Task material ->

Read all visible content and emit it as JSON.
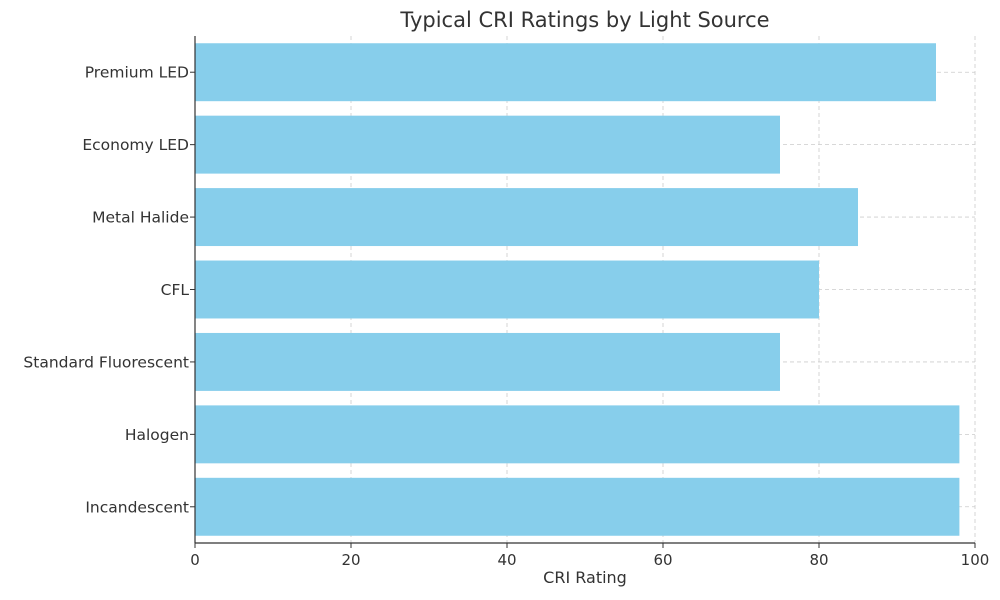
{
  "chart_data": {
    "type": "bar",
    "orientation": "horizontal",
    "title": "Typical CRI Ratings by Light Source",
    "xlabel": "CRI Rating",
    "ylabel": "",
    "categories": [
      "Incandescent",
      "Halogen",
      "Standard Fluorescent",
      "CFL",
      "Metal Halide",
      "Economy LED",
      "Premium LED"
    ],
    "values": [
      98,
      98,
      75,
      80,
      85,
      75,
      95
    ],
    "xlim": [
      0,
      100
    ],
    "xticks": [
      0,
      20,
      40,
      60,
      80,
      100
    ],
    "xtick_labels": [
      "0",
      "20",
      "40",
      "60",
      "80",
      "100"
    ],
    "grid": true,
    "grid_style": "dashed",
    "bar_color": "#87CEEB"
  }
}
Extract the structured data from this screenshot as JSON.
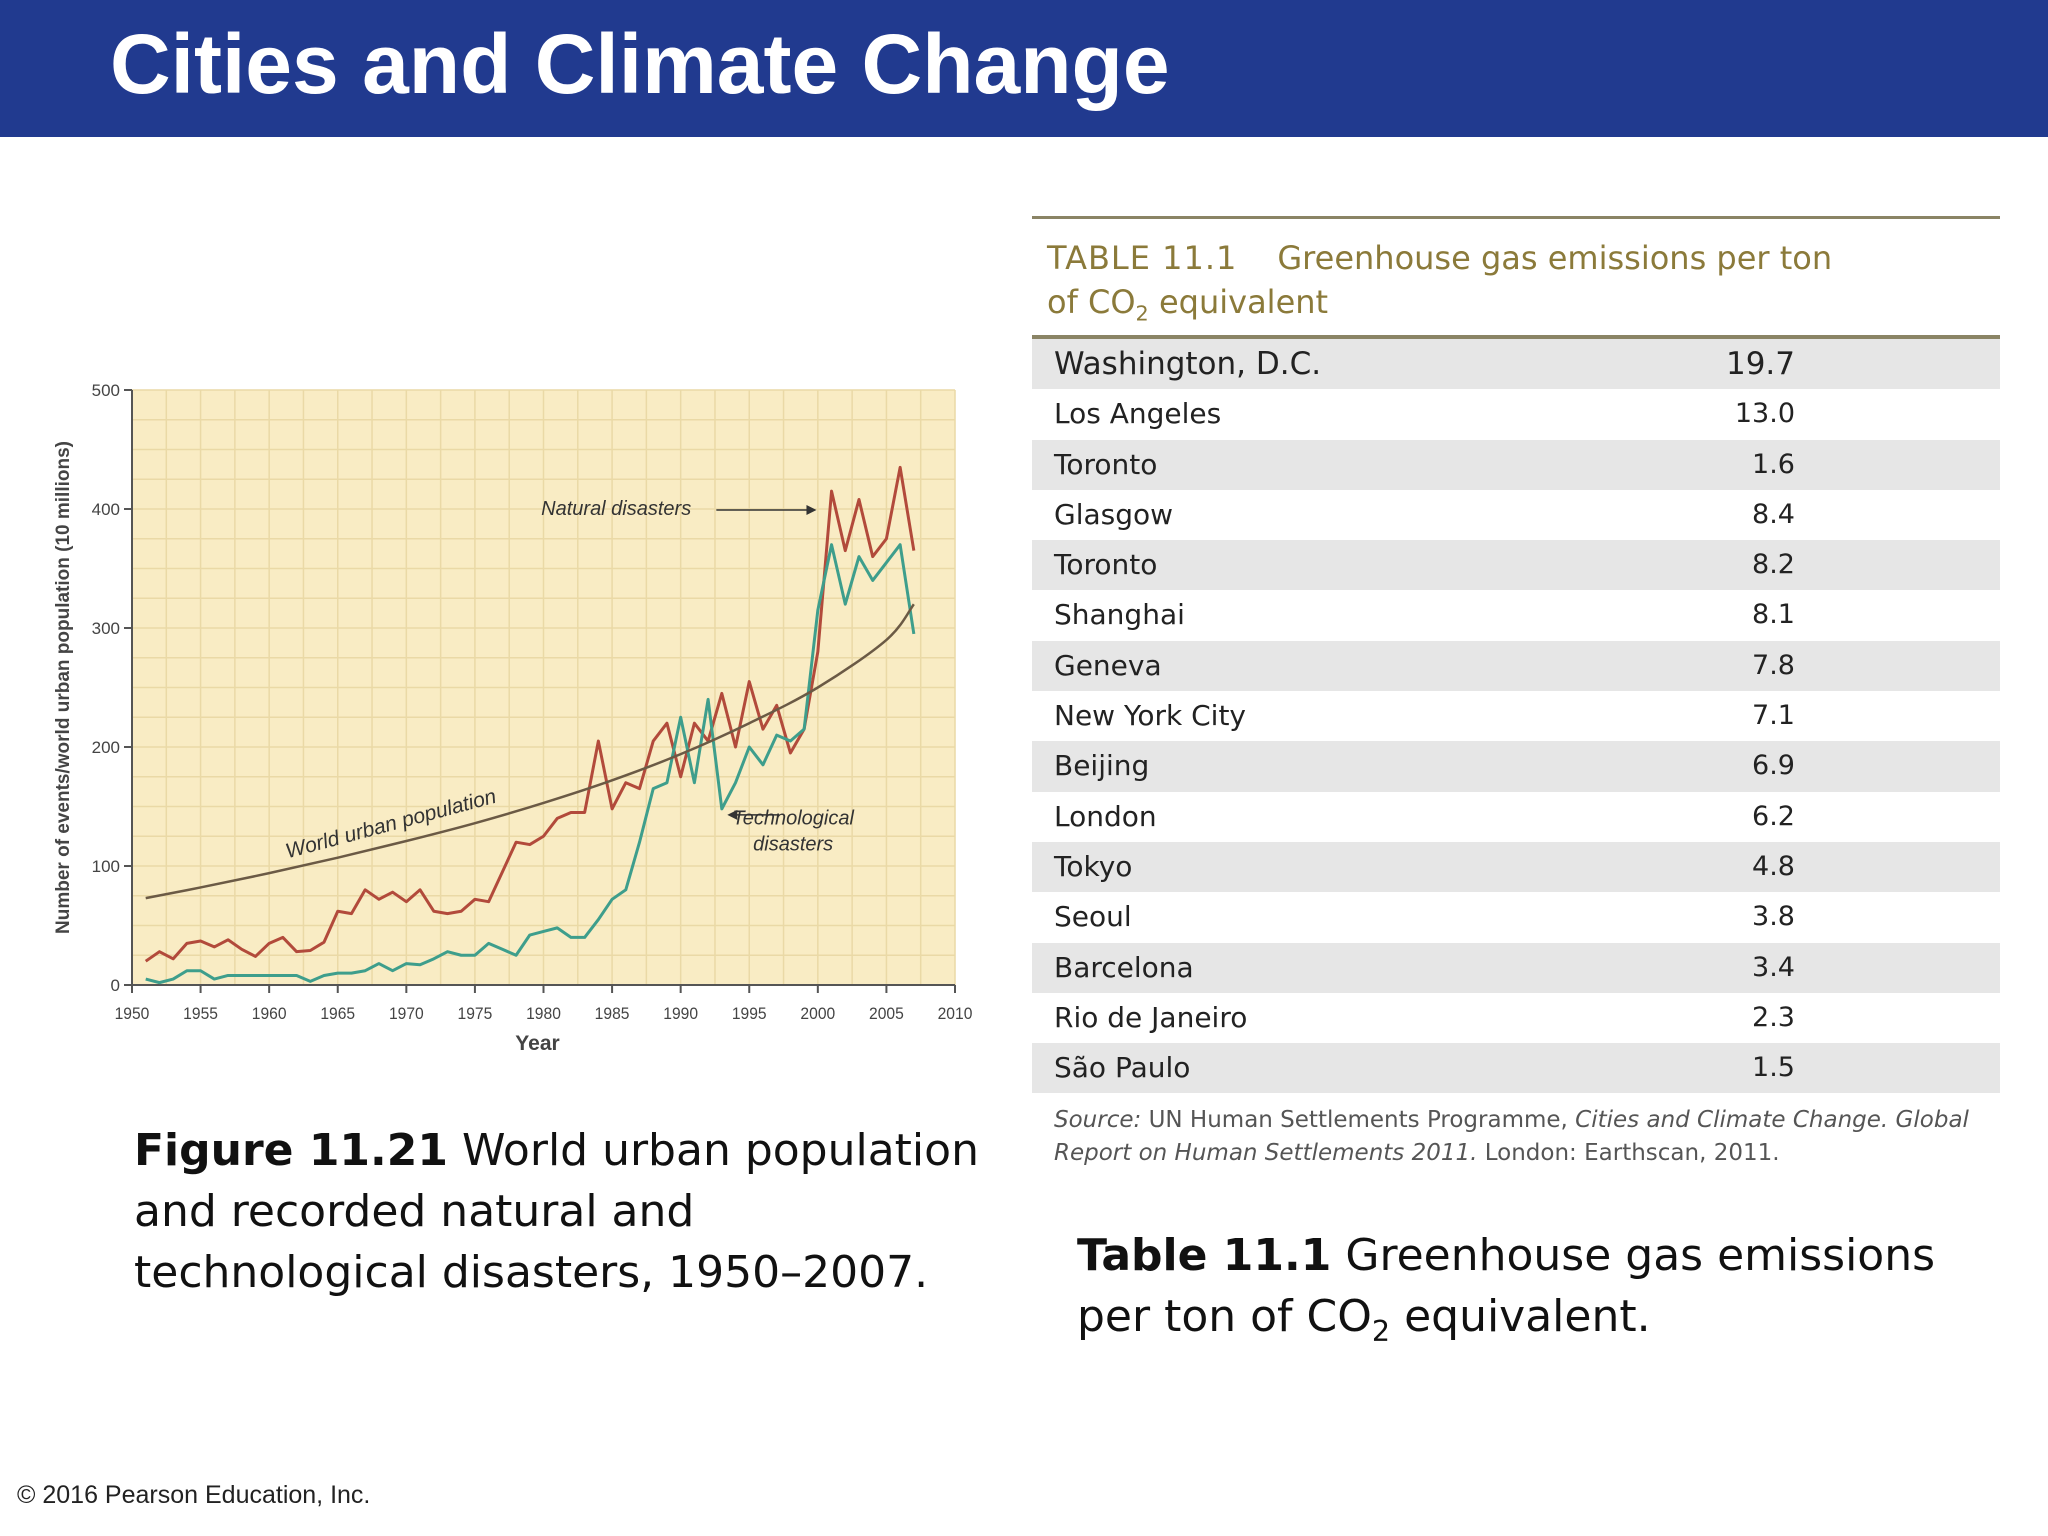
{
  "slide": {
    "title": "Cities and Climate Change",
    "copyright": "© 2016 Pearson Education, Inc."
  },
  "figure_caption": {
    "label": "Figure 11.21",
    "text": "World urban population and recorded natural and technological disasters, 1950–2007."
  },
  "table_caption": {
    "label": "Table 11.1",
    "text_before": "Greenhouse gas emissions per ton of CO",
    "subscript": "2",
    "text_after": " equivalent."
  },
  "table": {
    "number": "TABLE 11.1",
    "title_line1": "Greenhouse gas emissions per ton",
    "title_line2_before": "of CO",
    "title_sub": "2",
    "title_line2_after": " equivalent",
    "rows": [
      {
        "city": "Washington, D.C.",
        "value": "19.7"
      },
      {
        "city": "Los Angeles",
        "value": "13.0"
      },
      {
        "city": "Toronto",
        "value": "1.6"
      },
      {
        "city": "Glasgow",
        "value": "8.4"
      },
      {
        "city": "Toronto",
        "value": "8.2"
      },
      {
        "city": "Shanghai",
        "value": "8.1"
      },
      {
        "city": "Geneva",
        "value": "7.8"
      },
      {
        "city": "New York City",
        "value": "7.1"
      },
      {
        "city": "Beijing",
        "value": "6.9"
      },
      {
        "city": "London",
        "value": "6.2"
      },
      {
        "city": "Tokyo",
        "value": "4.8"
      },
      {
        "city": "Seoul",
        "value": "3.8"
      },
      {
        "city": "Barcelona",
        "value": "3.4"
      },
      {
        "city": "Rio de Janeiro",
        "value": "2.3"
      },
      {
        "city": "São Paulo",
        "value": "1.5"
      }
    ],
    "source_label": "Source:",
    "source_text_1": "UN Human Settlements Programme,",
    "source_title": "Cities and Climate Change. Global Report on Human Settlements 2011.",
    "source_text_2": "London: Earthscan, 2011."
  },
  "chart_data": {
    "type": "line",
    "title": "",
    "xlabel": "Year",
    "ylabel": "Number of events/world urban population (10 millions)",
    "xlim": [
      1950,
      2010
    ],
    "ylim": [
      0,
      500
    ],
    "x_ticks": [
      1950,
      1955,
      1960,
      1965,
      1970,
      1975,
      1980,
      1985,
      1990,
      1995,
      2000,
      2005,
      2010
    ],
    "y_ticks": [
      0,
      100,
      200,
      300,
      400,
      500
    ],
    "grid": true,
    "colors": {
      "plot_bg": "#f9ecc4",
      "grid": "#ead9a6",
      "natural": "#b24a3b",
      "technological": "#3e9e8c",
      "population": "#6b5a45"
    },
    "series": [
      {
        "name": "Natural disasters",
        "x": [
          1951,
          1952,
          1953,
          1954,
          1955,
          1956,
          1957,
          1958,
          1959,
          1960,
          1961,
          1962,
          1963,
          1964,
          1965,
          1966,
          1967,
          1968,
          1969,
          1970,
          1971,
          1972,
          1973,
          1974,
          1975,
          1976,
          1977,
          1978,
          1979,
          1980,
          1981,
          1982,
          1983,
          1984,
          1985,
          1986,
          1987,
          1988,
          1989,
          1990,
          1991,
          1992,
          1993,
          1994,
          1995,
          1996,
          1997,
          1998,
          1999,
          2000,
          2001,
          2002,
          2003,
          2004,
          2005,
          2006,
          2007
        ],
        "values": [
          20,
          28,
          22,
          35,
          37,
          32,
          38,
          30,
          24,
          35,
          40,
          28,
          29,
          36,
          62,
          60,
          80,
          72,
          78,
          70,
          80,
          62,
          60,
          62,
          72,
          70,
          95,
          120,
          118,
          125,
          140,
          145,
          145,
          205,
          148,
          170,
          165,
          205,
          220,
          175,
          220,
          205,
          245,
          200,
          255,
          215,
          235,
          195,
          215,
          280,
          415,
          365,
          408,
          360,
          375,
          435,
          365
        ]
      },
      {
        "name": "Technological disasters",
        "x": [
          1951,
          1952,
          1953,
          1954,
          1955,
          1956,
          1957,
          1958,
          1959,
          1960,
          1961,
          1962,
          1963,
          1964,
          1965,
          1966,
          1967,
          1968,
          1969,
          1970,
          1971,
          1972,
          1973,
          1974,
          1975,
          1976,
          1977,
          1978,
          1979,
          1980,
          1981,
          1982,
          1983,
          1984,
          1985,
          1986,
          1987,
          1988,
          1989,
          1990,
          1991,
          1992,
          1993,
          1994,
          1995,
          1996,
          1997,
          1998,
          1999,
          2000,
          2001,
          2002,
          2003,
          2004,
          2005,
          2006,
          2007
        ],
        "values": [
          5,
          2,
          5,
          12,
          12,
          5,
          8,
          8,
          8,
          8,
          8,
          8,
          3,
          8,
          10,
          10,
          12,
          18,
          12,
          18,
          17,
          22,
          28,
          25,
          25,
          35,
          30,
          25,
          42,
          45,
          48,
          40,
          40,
          55,
          72,
          80,
          120,
          165,
          170,
          225,
          170,
          240,
          148,
          170,
          200,
          185,
          210,
          205,
          215,
          315,
          370,
          320,
          360,
          340,
          355,
          370,
          295
        ]
      },
      {
        "name": "World urban population",
        "x": [
          1951,
          1955,
          1960,
          1965,
          1970,
          1975,
          1980,
          1985,
          1990,
          1995,
          2000,
          2005,
          2007
        ],
        "values": [
          73,
          82,
          94,
          107,
          121,
          136,
          153,
          172,
          194,
          220,
          250,
          290,
          320
        ]
      }
    ],
    "annotations": [
      {
        "text": "Natural disasters",
        "series": "Natural disasters"
      },
      {
        "text": "Technological disasters",
        "series": "Technological disasters"
      },
      {
        "text": "World urban population",
        "series": "World urban population"
      }
    ]
  }
}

The problem -> Supply the count of lines in the entries that contain the word "series", and nothing besides.

Task solution -> 4